- [THE EXERCISE] Write out the data below in full. Keep it exact.

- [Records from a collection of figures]

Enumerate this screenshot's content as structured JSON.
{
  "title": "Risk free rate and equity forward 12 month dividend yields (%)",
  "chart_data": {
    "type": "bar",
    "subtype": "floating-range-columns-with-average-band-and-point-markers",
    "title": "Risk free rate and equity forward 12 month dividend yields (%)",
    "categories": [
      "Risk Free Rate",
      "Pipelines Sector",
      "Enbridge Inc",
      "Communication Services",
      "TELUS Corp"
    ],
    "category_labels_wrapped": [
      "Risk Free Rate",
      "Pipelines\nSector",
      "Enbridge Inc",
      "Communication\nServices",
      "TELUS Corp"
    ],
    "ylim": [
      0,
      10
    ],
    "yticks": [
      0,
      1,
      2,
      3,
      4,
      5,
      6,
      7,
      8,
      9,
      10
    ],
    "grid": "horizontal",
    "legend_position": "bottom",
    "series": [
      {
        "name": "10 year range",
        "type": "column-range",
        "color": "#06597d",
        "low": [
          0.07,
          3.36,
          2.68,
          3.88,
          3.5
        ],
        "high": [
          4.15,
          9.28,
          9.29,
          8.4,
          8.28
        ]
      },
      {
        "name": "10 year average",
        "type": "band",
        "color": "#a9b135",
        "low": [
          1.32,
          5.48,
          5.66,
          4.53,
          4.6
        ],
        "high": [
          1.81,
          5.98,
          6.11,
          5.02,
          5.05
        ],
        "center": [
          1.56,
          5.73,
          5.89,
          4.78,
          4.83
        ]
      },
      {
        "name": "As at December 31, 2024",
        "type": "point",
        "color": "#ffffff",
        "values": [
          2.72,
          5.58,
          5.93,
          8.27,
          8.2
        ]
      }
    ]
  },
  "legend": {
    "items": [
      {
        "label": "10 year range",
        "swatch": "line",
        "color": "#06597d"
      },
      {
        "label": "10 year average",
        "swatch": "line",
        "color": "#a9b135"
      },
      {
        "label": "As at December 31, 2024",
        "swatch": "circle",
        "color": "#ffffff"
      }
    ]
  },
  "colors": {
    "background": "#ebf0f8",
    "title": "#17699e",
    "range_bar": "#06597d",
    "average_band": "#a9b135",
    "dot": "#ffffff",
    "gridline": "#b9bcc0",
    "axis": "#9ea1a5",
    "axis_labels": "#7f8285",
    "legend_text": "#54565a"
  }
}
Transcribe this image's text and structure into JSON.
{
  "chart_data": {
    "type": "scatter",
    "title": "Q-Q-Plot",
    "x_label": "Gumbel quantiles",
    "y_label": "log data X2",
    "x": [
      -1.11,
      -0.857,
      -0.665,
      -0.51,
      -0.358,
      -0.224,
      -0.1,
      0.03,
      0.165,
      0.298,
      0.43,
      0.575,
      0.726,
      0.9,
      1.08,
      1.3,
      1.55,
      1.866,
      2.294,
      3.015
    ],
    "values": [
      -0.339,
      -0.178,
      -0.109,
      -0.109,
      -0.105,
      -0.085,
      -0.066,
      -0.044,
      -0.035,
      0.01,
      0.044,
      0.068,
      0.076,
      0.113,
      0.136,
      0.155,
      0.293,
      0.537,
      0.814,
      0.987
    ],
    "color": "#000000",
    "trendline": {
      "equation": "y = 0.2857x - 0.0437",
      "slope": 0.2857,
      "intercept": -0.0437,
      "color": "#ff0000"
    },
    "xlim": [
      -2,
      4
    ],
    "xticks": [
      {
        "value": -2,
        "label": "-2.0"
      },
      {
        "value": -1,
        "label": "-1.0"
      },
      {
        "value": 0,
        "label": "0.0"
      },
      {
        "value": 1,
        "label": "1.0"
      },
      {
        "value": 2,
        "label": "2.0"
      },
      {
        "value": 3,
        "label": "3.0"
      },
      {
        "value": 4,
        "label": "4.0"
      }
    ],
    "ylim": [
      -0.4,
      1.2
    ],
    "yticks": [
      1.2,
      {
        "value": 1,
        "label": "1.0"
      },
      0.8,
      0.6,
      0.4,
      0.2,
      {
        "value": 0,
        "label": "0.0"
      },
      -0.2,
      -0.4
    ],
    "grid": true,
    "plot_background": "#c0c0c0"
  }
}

- [TASK RESPONSE]
Enumerate this screenshot's content as structured JSON.
{
  "title": "Risk free rate and equity forward 12 month dividend yields (%)",
  "chart_data": {
    "type": "bar",
    "subtype": "floating-range-columns-with-average-band-and-point-markers",
    "title": "Risk free rate and equity forward 12 month dividend yields (%)",
    "categories": [
      "Risk Free Rate",
      "Pipelines Sector",
      "Enbridge Inc",
      "Communication Services",
      "TELUS Corp"
    ],
    "category_labels_wrapped": [
      "Risk Free Rate",
      "Pipelines\nSector",
      "Enbridge Inc",
      "Communication\nServices",
      "TELUS Corp"
    ],
    "ylim": [
      0,
      10
    ],
    "yticks": [
      0,
      1,
      2,
      3,
      4,
      5,
      6,
      7,
      8,
      9,
      10
    ],
    "grid": "horizontal",
    "legend_position": "bottom",
    "series": [
      {
        "name": "10 year range",
        "type": "column-range",
        "color": "#06597d",
        "low": [
          0.07,
          3.36,
          2.68,
          3.88,
          3.5
        ],
        "high": [
          4.15,
          9.28,
          9.29,
          8.4,
          8.28
        ]
      },
      {
        "name": "10 year average",
        "type": "band",
        "color": "#a9b135",
        "low": [
          1.32,
          5.48,
          5.66,
          4.53,
          4.6
        ],
        "high": [
          1.81,
          5.98,
          6.11,
          5.02,
          5.05
        ],
        "center": [
          1.56,
          5.73,
          5.89,
          4.78,
          4.83
        ]
      },
      {
        "name": "As at December 31, 2024",
        "type": "point",
        "color": "#ffffff",
        "values": [
          2.72,
          5.58,
          5.93,
          8.27,
          8.2
        ]
      }
    ]
  },
  "legend": {
    "items": [
      {
        "label": "10 year range",
        "swatch": "line",
        "color": "#06597d"
      },
      {
        "label": "10 year average",
        "swatch": "line",
        "color": "#a9b135"
      },
      {
        "label": "As at December 31, 2024",
        "swatch": "circle",
        "color": "#ffffff"
      }
    ]
  },
  "colors": {
    "background": "#ebf0f8",
    "title": "#17699e",
    "range_bar": "#06597d",
    "average_band": "#a9b135",
    "dot": "#ffffff",
    "gridline": "#b9bcc0",
    "axis": "#9ea1a5",
    "axis_labels": "#7f8285",
    "legend_text": "#54565a"
  }
}
Transcribe this image's text and structure into JSON.
{
  "chart_data": {
    "type": "scatter",
    "title": "Q-Q-Plot",
    "x_label": "Gumbel quantiles",
    "y_label": "log data X2",
    "x": [
      -1.11,
      -0.857,
      -0.665,
      -0.51,
      -0.358,
      -0.224,
      -0.1,
      0.03,
      0.165,
      0.298,
      0.43,
      0.575,
      0.726,
      0.9,
      1.08,
      1.3,
      1.55,
      1.866,
      2.294,
      3.015
    ],
    "values": [
      -0.339,
      -0.178,
      -0.109,
      -0.109,
      -0.105,
      -0.085,
      -0.066,
      -0.044,
      -0.035,
      0.01,
      0.044,
      0.068,
      0.076,
      0.113,
      0.136,
      0.155,
      0.293,
      0.537,
      0.814,
      0.987
    ],
    "color": "#000000",
    "trendline": {
      "equation": "y = 0.2857x - 0.0437",
      "slope": 0.2857,
      "intercept": -0.0437,
      "color": "#ff0000"
    },
    "xlim": [
      -2,
      4
    ],
    "xticks": [
      {
        "value": -2,
        "label": "-2.0"
      },
      {
        "value": -1,
        "label": "-1.0"
      },
      {
        "value": 0,
        "label": "0.0"
      },
      {
        "value": 1,
        "label": "1.0"
      },
      {
        "value": 2,
        "label": "2.0"
      },
      {
        "value": 3,
        "label": "3.0"
      },
      {
        "value": 4,
        "label": "4.0"
      }
    ],
    "ylim": [
      -0.4,
      1.2
    ],
    "yticks": [
      1.2,
      {
        "value": 1,
        "label": "1.0"
      },
      0.8,
      0.6,
      0.4,
      0.2,
      {
        "value": 0,
        "label": "0.0"
      },
      -0.2,
      -0.4
    ],
    "grid": true,
    "plot_background": "#c0c0c0"
  }
}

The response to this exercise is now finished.